São Paulo – Quem caminha entre os prédios comerciais da Rua da Quitanda, no Centro Histórico de São Paulo, provavelmente não sabe, mas o endereço carrega parte importante da história da população negra da maior cidade do país.

O nome da rua ajuda a explicar. No século XIX, o lugar, até então chamado de Rua do Cotovelo pelo desenho que formava no mapa do centro, passou a ser apelidado de Rua da Quitanda pela presença constante de quitandeiras negras que vendiam alimentos ali.

Além de saciar a fome de quem passava pela cidade, aquelas mulheres exerciam um papel de resistência em meio à escravidão do país, como explica a antropóloga Raíssa Albano.

“Elas passavam recados de fuga, de livramento. E, muitas vezes, com seus ganhos, conseguiam negociar a liberdade de uma pessoa mais nova, de um filho, de um neto”.

Séculos depois, a cidade de São Paulo se tornou o município com maior número de pessoas pretas de todo o país. São 1,16 milhão de habitantes autodeclarados pretos, segundo o Censo 2022, do Instituto Brasileiro de Geografia e Estatística (IBGE).

Somados, os moradores pretos e pardos de São Paulo chegam a quase 5 milhões de pessoas, ou 43,5% da população da capital paulista.

A história sobre como essa população se constituiu na cidade guarda marcas em diferentes bairros, como a Sé, a Liberdade e o Bixiga, mas ainda é pouco contada.

Nos últimos anos, grupos de pesquisadores têm lutado para preservar as memórias negras dos bairros paulistanos e impedir que as histórias sejam silenciadas. Foi assim que, em 2017, Raíssa e dois amigos criaram o Coletivo Cartografia Negra.

“A gente começou a pensar o projeto com perguntas sobre a nossa família. A gente queria saber as histórias dos nossos antepassados e percebeu que essas dúvidas não eram só nossas, eram questões que estavam colocadas na comunidade. Onde estão as pessoas pretas? Como as pessoas pretas chegaram a São Paulo? O que elas fizeram nesta cidade e o que essa cidade fez com elas?”, conta Raíssa.

> TAREFA CURTA 1:
Imprima, sem nenhuma alteração, o trecho do texto sobre a Rua da Quitanda que vai de "Séculos depois, a" até "Coletivo Cartografia Negra.".
O texto e os registros têm origens diferentes.

> DADOS FORNECIDOS:
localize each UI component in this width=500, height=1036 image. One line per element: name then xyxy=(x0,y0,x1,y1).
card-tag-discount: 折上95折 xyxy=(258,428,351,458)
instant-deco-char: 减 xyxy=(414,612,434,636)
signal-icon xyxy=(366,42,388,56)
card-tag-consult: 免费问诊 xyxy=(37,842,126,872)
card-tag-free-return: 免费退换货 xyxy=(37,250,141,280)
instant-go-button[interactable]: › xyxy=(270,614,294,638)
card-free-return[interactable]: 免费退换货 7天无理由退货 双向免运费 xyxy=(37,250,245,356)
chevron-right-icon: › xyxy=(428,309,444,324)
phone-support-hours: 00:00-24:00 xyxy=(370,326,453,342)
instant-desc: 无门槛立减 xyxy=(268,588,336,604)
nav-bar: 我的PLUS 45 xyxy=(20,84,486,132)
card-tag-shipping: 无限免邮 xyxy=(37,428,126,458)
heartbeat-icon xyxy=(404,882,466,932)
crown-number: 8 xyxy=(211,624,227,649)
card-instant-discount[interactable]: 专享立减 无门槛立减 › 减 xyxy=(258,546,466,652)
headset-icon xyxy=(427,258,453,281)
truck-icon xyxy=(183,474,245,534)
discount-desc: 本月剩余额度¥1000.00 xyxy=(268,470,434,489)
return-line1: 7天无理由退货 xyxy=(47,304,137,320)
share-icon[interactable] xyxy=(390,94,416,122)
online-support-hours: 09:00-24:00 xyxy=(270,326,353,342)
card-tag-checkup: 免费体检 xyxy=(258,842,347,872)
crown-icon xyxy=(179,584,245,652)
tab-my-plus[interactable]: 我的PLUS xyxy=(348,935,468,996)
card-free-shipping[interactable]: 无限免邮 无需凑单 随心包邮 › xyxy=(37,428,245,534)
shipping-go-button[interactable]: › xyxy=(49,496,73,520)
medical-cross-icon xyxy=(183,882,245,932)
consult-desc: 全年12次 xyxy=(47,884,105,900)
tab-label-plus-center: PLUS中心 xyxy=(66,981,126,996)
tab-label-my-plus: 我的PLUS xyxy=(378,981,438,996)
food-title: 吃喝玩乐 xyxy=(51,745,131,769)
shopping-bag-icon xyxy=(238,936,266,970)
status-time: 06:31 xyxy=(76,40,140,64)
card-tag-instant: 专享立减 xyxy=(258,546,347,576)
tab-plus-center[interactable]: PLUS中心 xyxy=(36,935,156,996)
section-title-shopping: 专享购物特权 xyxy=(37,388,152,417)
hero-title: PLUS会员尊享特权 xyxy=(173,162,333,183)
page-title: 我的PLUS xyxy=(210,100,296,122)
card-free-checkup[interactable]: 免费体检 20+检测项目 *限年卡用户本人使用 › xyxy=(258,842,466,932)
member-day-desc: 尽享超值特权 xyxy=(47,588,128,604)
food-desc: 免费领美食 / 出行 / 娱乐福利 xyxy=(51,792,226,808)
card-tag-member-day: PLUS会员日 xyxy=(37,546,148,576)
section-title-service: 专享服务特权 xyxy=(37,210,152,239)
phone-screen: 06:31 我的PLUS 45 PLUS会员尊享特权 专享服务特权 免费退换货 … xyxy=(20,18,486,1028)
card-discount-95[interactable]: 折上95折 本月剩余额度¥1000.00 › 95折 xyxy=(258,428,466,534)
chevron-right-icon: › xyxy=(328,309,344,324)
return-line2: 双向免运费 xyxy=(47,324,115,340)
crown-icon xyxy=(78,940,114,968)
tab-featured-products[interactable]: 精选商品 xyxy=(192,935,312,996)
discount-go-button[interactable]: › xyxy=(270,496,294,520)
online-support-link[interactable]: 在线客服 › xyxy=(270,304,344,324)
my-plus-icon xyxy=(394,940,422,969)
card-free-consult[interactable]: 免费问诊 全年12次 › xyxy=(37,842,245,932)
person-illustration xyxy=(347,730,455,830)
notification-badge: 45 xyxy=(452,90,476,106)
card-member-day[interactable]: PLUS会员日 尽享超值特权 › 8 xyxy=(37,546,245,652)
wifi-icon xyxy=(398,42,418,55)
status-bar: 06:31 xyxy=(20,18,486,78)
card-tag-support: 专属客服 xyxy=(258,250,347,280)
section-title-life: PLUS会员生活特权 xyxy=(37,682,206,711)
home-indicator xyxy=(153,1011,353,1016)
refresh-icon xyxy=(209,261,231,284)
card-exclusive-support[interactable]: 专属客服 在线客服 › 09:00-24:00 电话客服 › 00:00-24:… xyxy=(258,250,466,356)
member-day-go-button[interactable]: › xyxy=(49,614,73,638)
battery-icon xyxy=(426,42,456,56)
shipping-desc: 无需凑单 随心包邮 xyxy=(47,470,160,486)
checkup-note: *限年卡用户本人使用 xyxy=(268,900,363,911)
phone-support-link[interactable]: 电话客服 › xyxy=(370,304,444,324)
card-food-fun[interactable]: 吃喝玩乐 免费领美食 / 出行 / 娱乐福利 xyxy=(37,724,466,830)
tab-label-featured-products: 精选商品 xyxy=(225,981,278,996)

> TAREFA CURTA 2:
Reescreva somente os registros desde o início até a linha que contém "signal-icon xyxy=(366,42,388,56)", incluindo essa linha, e troque "component" por "widget" sem alterar mais nada.

> RESPOSTA CORRETA 1:
Séculos depois, a cidade de São Paulo se tornou o município com maior número de pessoas pretas de todo o país. São 1,16 milhão de habitantes autodeclarados pretos, segundo o Censo 2022, do Instituto Brasileiro de Geografia e Estatística (IBGE).

Somados, os moradores pretos e pardos de São Paulo chegam a quase 5 milhões de pessoas, ou 43,5% da população da capital paulista.

A história sobre como essa população se constituiu na cidade guarda marcas em diferentes bairros, como a Sé, a Liberdade e o Bixiga, mas ainda é pouco contada.

Nos últimos anos, grupos de pesquisadores têm lutado para preservar as memórias negras dos bairros paulistanos e impedir que as histórias sejam silenciadas. Foi assim que, em 2017, Raíssa e dois amigos criaram o Coletivo Cartografia Negra.

> RESPOSTA CORRETA 2:
localize each UI widget in this width=500, height=1036 image. One line per element: name then xyxy=(x0,y0,x1,y1).
card-tag-discount: 折上95折 xyxy=(258,428,351,458)
instant-deco-char: 减 xyxy=(414,612,434,636)
signal-icon xyxy=(366,42,388,56)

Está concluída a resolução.